[Figure data in JSON]
┄┄┄┄┄┄┄┄┄┄
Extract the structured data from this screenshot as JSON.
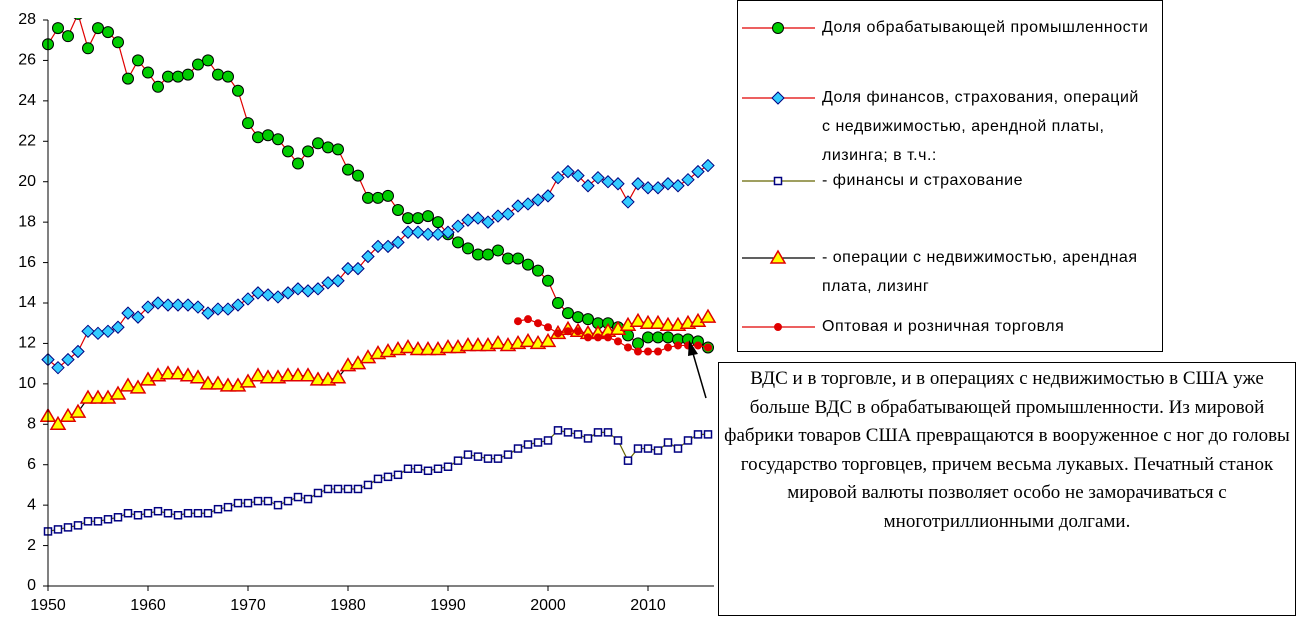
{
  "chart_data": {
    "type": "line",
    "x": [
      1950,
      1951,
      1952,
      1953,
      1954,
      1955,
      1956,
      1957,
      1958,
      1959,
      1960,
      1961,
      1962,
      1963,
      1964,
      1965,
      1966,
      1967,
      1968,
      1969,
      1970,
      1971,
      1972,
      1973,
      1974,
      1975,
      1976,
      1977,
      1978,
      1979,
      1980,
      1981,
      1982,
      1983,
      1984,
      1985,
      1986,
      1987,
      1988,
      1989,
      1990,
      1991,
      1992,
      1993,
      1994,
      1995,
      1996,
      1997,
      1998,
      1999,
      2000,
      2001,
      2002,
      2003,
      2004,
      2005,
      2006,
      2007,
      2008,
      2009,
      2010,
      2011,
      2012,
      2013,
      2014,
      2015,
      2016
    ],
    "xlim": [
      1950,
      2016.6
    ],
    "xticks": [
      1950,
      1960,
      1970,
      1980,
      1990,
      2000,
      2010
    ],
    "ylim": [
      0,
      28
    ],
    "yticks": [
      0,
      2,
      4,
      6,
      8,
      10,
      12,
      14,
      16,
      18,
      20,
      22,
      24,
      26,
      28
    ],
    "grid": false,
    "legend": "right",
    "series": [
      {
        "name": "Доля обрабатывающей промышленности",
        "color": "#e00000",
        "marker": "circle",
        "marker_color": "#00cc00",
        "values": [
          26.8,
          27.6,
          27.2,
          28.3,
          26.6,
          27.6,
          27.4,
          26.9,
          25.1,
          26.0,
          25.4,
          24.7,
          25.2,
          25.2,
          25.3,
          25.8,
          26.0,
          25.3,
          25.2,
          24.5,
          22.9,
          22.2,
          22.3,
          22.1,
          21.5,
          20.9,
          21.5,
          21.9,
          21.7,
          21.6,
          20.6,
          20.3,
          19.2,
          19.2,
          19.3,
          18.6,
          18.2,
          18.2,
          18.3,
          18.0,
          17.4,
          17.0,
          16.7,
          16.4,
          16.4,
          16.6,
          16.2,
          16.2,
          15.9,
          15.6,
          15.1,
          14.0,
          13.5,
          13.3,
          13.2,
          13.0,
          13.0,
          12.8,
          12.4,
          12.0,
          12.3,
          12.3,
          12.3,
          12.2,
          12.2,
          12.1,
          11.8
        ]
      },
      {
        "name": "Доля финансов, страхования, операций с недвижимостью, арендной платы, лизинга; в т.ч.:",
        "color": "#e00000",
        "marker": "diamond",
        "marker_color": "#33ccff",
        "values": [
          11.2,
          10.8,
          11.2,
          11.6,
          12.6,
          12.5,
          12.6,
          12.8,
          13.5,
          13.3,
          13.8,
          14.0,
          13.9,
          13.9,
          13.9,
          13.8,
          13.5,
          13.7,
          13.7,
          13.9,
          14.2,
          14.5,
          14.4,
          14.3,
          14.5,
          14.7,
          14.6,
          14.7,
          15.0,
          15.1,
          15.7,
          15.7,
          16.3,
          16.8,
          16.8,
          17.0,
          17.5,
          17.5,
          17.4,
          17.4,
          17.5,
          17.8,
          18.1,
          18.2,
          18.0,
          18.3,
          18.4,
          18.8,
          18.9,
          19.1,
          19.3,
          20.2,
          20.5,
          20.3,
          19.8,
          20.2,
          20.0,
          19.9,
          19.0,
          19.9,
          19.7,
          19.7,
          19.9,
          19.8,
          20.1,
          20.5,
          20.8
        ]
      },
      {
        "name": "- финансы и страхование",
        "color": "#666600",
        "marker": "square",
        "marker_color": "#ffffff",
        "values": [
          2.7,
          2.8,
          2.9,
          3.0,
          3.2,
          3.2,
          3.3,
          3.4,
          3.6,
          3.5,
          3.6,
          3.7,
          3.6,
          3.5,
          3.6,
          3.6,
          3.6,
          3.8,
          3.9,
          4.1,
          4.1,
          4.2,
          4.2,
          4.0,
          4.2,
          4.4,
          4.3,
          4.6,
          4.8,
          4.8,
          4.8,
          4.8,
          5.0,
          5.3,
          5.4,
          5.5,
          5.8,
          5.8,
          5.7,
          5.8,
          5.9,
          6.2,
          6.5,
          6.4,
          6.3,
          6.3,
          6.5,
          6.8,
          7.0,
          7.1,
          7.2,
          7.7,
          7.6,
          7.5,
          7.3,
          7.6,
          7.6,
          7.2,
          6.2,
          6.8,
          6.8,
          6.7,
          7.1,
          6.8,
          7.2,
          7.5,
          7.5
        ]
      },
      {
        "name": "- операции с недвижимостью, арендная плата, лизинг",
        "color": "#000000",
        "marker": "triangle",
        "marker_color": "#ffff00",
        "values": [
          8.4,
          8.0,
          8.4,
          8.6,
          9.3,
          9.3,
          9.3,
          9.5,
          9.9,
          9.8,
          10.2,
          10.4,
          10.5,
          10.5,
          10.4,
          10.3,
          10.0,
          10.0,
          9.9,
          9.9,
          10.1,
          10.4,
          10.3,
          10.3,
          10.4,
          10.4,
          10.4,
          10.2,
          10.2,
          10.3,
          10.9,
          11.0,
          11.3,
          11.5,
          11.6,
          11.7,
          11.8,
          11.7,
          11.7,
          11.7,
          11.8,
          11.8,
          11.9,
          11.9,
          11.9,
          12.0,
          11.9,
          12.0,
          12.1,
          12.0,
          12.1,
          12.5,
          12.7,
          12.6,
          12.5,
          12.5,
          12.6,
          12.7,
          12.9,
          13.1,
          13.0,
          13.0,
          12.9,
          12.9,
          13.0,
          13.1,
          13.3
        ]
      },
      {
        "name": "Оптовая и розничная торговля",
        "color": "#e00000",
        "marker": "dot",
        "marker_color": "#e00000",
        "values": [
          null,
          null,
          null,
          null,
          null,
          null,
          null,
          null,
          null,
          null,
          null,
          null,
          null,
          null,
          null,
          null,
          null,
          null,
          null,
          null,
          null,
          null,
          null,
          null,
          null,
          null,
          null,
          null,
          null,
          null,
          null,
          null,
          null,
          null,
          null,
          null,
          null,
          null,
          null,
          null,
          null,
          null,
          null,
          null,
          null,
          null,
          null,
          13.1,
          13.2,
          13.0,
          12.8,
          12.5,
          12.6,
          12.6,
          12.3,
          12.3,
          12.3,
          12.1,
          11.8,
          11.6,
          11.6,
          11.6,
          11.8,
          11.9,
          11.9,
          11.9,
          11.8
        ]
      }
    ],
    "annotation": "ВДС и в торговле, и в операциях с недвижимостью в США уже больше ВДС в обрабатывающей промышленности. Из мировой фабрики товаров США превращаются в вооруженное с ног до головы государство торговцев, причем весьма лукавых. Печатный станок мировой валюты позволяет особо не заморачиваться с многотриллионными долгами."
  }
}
┄┄┄┄┄┄┄┄┄┄
> _PROBLEM DESCRIPTION_: Make an exact copy of the records shown above, without the pictures.

> _RESULT OF THIS TASK_:
Extract the structured data from this screenshot as JSON.
{
  "chart_data": {
    "type": "line",
    "x": [
      1950,
      1951,
      1952,
      1953,
      1954,
      1955,
      1956,
      1957,
      1958,
      1959,
      1960,
      1961,
      1962,
      1963,
      1964,
      1965,
      1966,
      1967,
      1968,
      1969,
      1970,
      1971,
      1972,
      1973,
      1974,
      1975,
      1976,
      1977,
      1978,
      1979,
      1980,
      1981,
      1982,
      1983,
      1984,
      1985,
      1986,
      1987,
      1988,
      1989,
      1990,
      1991,
      1992,
      1993,
      1994,
      1995,
      1996,
      1997,
      1998,
      1999,
      2000,
      2001,
      2002,
      2003,
      2004,
      2005,
      2006,
      2007,
      2008,
      2009,
      2010,
      2011,
      2012,
      2013,
      2014,
      2015,
      2016
    ],
    "xlim": [
      1950,
      2016.6
    ],
    "xticks": [
      1950,
      1960,
      1970,
      1980,
      1990,
      2000,
      2010
    ],
    "ylim": [
      0,
      28
    ],
    "yticks": [
      0,
      2,
      4,
      6,
      8,
      10,
      12,
      14,
      16,
      18,
      20,
      22,
      24,
      26,
      28
    ],
    "grid": false,
    "legend": "right",
    "series": [
      {
        "name": "Доля обрабатывающей промышленности",
        "color": "#e00000",
        "marker": "circle",
        "marker_color": "#00cc00",
        "values": [
          26.8,
          27.6,
          27.2,
          28.3,
          26.6,
          27.6,
          27.4,
          26.9,
          25.1,
          26.0,
          25.4,
          24.7,
          25.2,
          25.2,
          25.3,
          25.8,
          26.0,
          25.3,
          25.2,
          24.5,
          22.9,
          22.2,
          22.3,
          22.1,
          21.5,
          20.9,
          21.5,
          21.9,
          21.7,
          21.6,
          20.6,
          20.3,
          19.2,
          19.2,
          19.3,
          18.6,
          18.2,
          18.2,
          18.3,
          18.0,
          17.4,
          17.0,
          16.7,
          16.4,
          16.4,
          16.6,
          16.2,
          16.2,
          15.9,
          15.6,
          15.1,
          14.0,
          13.5,
          13.3,
          13.2,
          13.0,
          13.0,
          12.8,
          12.4,
          12.0,
          12.3,
          12.3,
          12.3,
          12.2,
          12.2,
          12.1,
          11.8
        ]
      },
      {
        "name": "Доля финансов, страхования, операций с недвижимостью, арендной платы, лизинга; в т.ч.:",
        "color": "#e00000",
        "marker": "diamond",
        "marker_color": "#33ccff",
        "values": [
          11.2,
          10.8,
          11.2,
          11.6,
          12.6,
          12.5,
          12.6,
          12.8,
          13.5,
          13.3,
          13.8,
          14.0,
          13.9,
          13.9,
          13.9,
          13.8,
          13.5,
          13.7,
          13.7,
          13.9,
          14.2,
          14.5,
          14.4,
          14.3,
          14.5,
          14.7,
          14.6,
          14.7,
          15.0,
          15.1,
          15.7,
          15.7,
          16.3,
          16.8,
          16.8,
          17.0,
          17.5,
          17.5,
          17.4,
          17.4,
          17.5,
          17.8,
          18.1,
          18.2,
          18.0,
          18.3,
          18.4,
          18.8,
          18.9,
          19.1,
          19.3,
          20.2,
          20.5,
          20.3,
          19.8,
          20.2,
          20.0,
          19.9,
          19.0,
          19.9,
          19.7,
          19.7,
          19.9,
          19.8,
          20.1,
          20.5,
          20.8
        ]
      },
      {
        "name": "- финансы и страхование",
        "color": "#666600",
        "marker": "square",
        "marker_color": "#ffffff",
        "values": [
          2.7,
          2.8,
          2.9,
          3.0,
          3.2,
          3.2,
          3.3,
          3.4,
          3.6,
          3.5,
          3.6,
          3.7,
          3.6,
          3.5,
          3.6,
          3.6,
          3.6,
          3.8,
          3.9,
          4.1,
          4.1,
          4.2,
          4.2,
          4.0,
          4.2,
          4.4,
          4.3,
          4.6,
          4.8,
          4.8,
          4.8,
          4.8,
          5.0,
          5.3,
          5.4,
          5.5,
          5.8,
          5.8,
          5.7,
          5.8,
          5.9,
          6.2,
          6.5,
          6.4,
          6.3,
          6.3,
          6.5,
          6.8,
          7.0,
          7.1,
          7.2,
          7.7,
          7.6,
          7.5,
          7.3,
          7.6,
          7.6,
          7.2,
          6.2,
          6.8,
          6.8,
          6.7,
          7.1,
          6.8,
          7.2,
          7.5,
          7.5
        ]
      },
      {
        "name": "- операции с недвижимостью, арендная плата, лизинг",
        "color": "#000000",
        "marker": "triangle",
        "marker_color": "#ffff00",
        "values": [
          8.4,
          8.0,
          8.4,
          8.6,
          9.3,
          9.3,
          9.3,
          9.5,
          9.9,
          9.8,
          10.2,
          10.4,
          10.5,
          10.5,
          10.4,
          10.3,
          10.0,
          10.0,
          9.9,
          9.9,
          10.1,
          10.4,
          10.3,
          10.3,
          10.4,
          10.4,
          10.4,
          10.2,
          10.2,
          10.3,
          10.9,
          11.0,
          11.3,
          11.5,
          11.6,
          11.7,
          11.8,
          11.7,
          11.7,
          11.7,
          11.8,
          11.8,
          11.9,
          11.9,
          11.9,
          12.0,
          11.9,
          12.0,
          12.1,
          12.0,
          12.1,
          12.5,
          12.7,
          12.6,
          12.5,
          12.5,
          12.6,
          12.7,
          12.9,
          13.1,
          13.0,
          13.0,
          12.9,
          12.9,
          13.0,
          13.1,
          13.3
        ]
      },
      {
        "name": "Оптовая и розничная торговля",
        "color": "#e00000",
        "marker": "dot",
        "marker_color": "#e00000",
        "values": [
          null,
          null,
          null,
          null,
          null,
          null,
          null,
          null,
          null,
          null,
          null,
          null,
          null,
          null,
          null,
          null,
          null,
          null,
          null,
          null,
          null,
          null,
          null,
          null,
          null,
          null,
          null,
          null,
          null,
          null,
          null,
          null,
          null,
          null,
          null,
          null,
          null,
          null,
          null,
          null,
          null,
          null,
          null,
          null,
          null,
          null,
          null,
          13.1,
          13.2,
          13.0,
          12.8,
          12.5,
          12.6,
          12.6,
          12.3,
          12.3,
          12.3,
          12.1,
          11.8,
          11.6,
          11.6,
          11.6,
          11.8,
          11.9,
          11.9,
          11.9,
          11.8
        ]
      }
    ],
    "annotation": "ВДС и в торговле, и в операциях с недвижимостью в США уже больше ВДС в обрабатывающей промышленности. Из мировой фабрики товаров США превращаются в вооруженное с ног до головы государство торговцев, причем весьма лукавых. Печатный станок мировой валюты позволяет особо не заморачиваться с многотриллионными долгами."
  }
}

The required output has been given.